▸ **STATED EXERCISE**
Without changing a character, return the entries, but not the images they hold.

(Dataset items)
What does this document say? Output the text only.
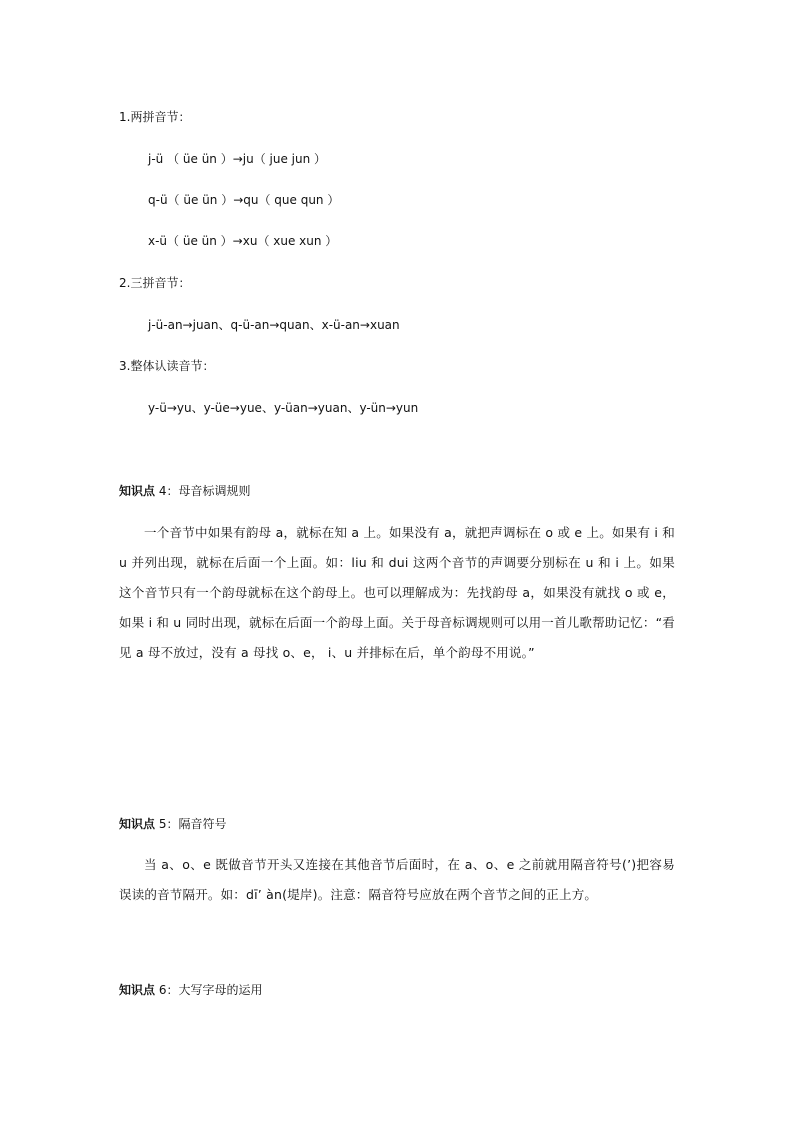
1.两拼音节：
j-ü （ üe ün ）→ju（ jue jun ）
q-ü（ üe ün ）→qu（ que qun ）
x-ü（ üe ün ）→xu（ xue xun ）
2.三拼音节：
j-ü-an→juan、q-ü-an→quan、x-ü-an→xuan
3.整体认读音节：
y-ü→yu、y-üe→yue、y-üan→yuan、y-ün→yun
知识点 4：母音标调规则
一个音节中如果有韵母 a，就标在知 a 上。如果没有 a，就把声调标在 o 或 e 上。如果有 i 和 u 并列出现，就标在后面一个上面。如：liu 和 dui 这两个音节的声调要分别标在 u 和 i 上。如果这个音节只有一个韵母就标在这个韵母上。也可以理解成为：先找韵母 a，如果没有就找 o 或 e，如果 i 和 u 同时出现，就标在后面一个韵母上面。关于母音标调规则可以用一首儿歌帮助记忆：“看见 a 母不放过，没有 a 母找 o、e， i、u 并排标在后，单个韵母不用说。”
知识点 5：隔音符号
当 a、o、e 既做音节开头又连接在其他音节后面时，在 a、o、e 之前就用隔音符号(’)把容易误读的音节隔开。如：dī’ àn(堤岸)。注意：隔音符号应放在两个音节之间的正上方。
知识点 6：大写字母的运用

▸ **WORKED SOLUTION**
What does this document say? Output the text only.
1.两拼音节：
j-ü （ üe ün ）→ju（ jue jun ）
q-ü（ üe ün ）→qu（ que qun ）
x-ü（ üe ün ）→xu（ xue xun ）
2.三拼音节：
j-ü-an→juan、q-ü-an→quan、x-ü-an→xuan
3.整体认读音节：
y-ü→yu、y-üe→yue、y-üan→yuan、y-ün→yun
知识点 4：母音标调规则
一个音节中如果有韵母 a，就标在知 a 上。如果没有 a，就把声调标在 o 或 e 上。如果有 i 和 u 并列出现，就标在后面一个上面。如：liu 和 dui 这两个音节的声调要分别标在 u 和 i 上。如果这个音节只有一个韵母就标在这个韵母上。也可以理解成为：先找韵母 a，如果没有就找 o 或 e，如果 i 和 u 同时出现，就标在后面一个韵母上面。关于母音标调规则可以用一首儿歌帮助记忆：“看见 a 母不放过，没有 a 母找 o、e， i、u 并排标在后，单个韵母不用说。”
知识点 5：隔音符号
当 a、o、e 既做音节开头又连接在其他音节后面时，在 a、o、e 之前就用隔音符号(’)把容易误读的音节隔开。如：dī’ àn(堤岸)。注意：隔音符号应放在两个音节之间的正上方。
知识点 6：大写字母的运用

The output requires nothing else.